** Start **

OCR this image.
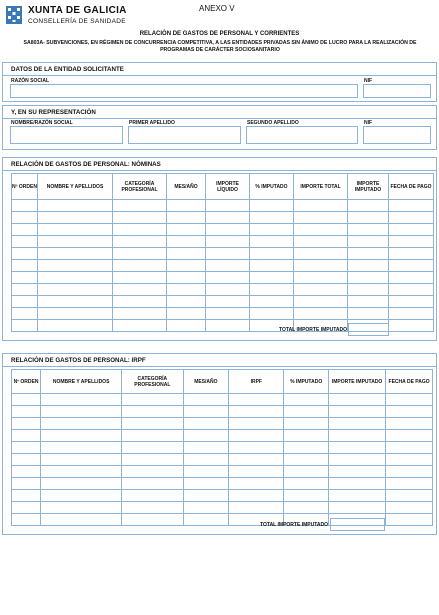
XUNTA DE GALICIA
CONSELLERÍA DE SANIDADE
ANEXO V
RELACIÓN DE GASTOS DE PERSONAL Y CORRIENTES
SA803A- SUBVENCIONES, EN RÉGIMEN DE CONCURRENCIA COMPETITIVA, A LAS ENTIDADES PRIVADAS SIN ÁNIMO DE LUCRO PARA LA REALIZACIÓN DE PROGRAMAS DE CARÁCTER SOCIOSANITARIO
DATOS DE LA ENTIDAD SOLICITANTE
RAZÓN SOCIAL	NIF
Y, EN SU REPRESENTACIÓN
NOMBRE/RAZÓN SOCIAL	PRIMER APELLIDO	SEGUNDO APELLIDO	NIF
RELACIÓN DE GASTOS DE PERSONAL: NÓMINAS
Nº ORDEN	NOMBRE Y APELLIDOS	CATEGORÍA PROFESIONAL	MES/AÑO	IMPORTE LÍQUIDO	% IMPUTADO	IMPORTE TOTAL	IMPORTE IMPUTADO	FECHA DE PAGO

TOTAL IMPORTE IMPUTADO
RELACIÓN DE GASTOS DE PERSONAL: IRPF
Nº ORDEN	NOMBRE Y APELLIDOS	CATEGORÍA PROFESIONAL	MES/AÑO	IRPF	% IMPUTADO	IMPORTE IMPUTADO	FECHA DE PAGO

TOTAL IMPORTE IMPUTADO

** End **

Problem details
In your copy of the records, include no pictures; repeat everything else exactly.

Answer
OCR this image.
XUNTA DE GALICIA
CONSELLERÍA DE SANIDADE
ANEXO V
RELACIÓN DE GASTOS DE PERSONAL Y CORRIENTES
SA803A- SUBVENCIONES, EN RÉGIMEN DE CONCURRENCIA COMPETITIVA, A LAS ENTIDADES PRIVADAS SIN ÁNIMO DE LUCRO PARA LA REALIZACIÓN DE PROGRAMAS DE CARÁCTER SOCIOSANITARIO
DATOS DE LA ENTIDAD SOLICITANTE
RAZÓN SOCIAL	NIF
Y, EN SU REPRESENTACIÓN
NOMBRE/RAZÓN SOCIAL	PRIMER APELLIDO	SEGUNDO APELLIDO	NIF
RELACIÓN DE GASTOS DE PERSONAL: NÓMINAS
Nº ORDEN	NOMBRE Y APELLIDOS	CATEGORÍA PROFESIONAL	MES/AÑO	IMPORTE LÍQUIDO	% IMPUTADO	IMPORTE TOTAL	IMPORTE IMPUTADO	FECHA DE PAGO

TOTAL IMPORTE IMPUTADO
RELACIÓN DE GASTOS DE PERSONAL: IRPF
Nº ORDEN	NOMBRE Y APELLIDOS	CATEGORÍA PROFESIONAL	MES/AÑO	IRPF	% IMPUTADO	IMPORTE IMPUTADO	FECHA DE PAGO

TOTAL IMPORTE IMPUTADO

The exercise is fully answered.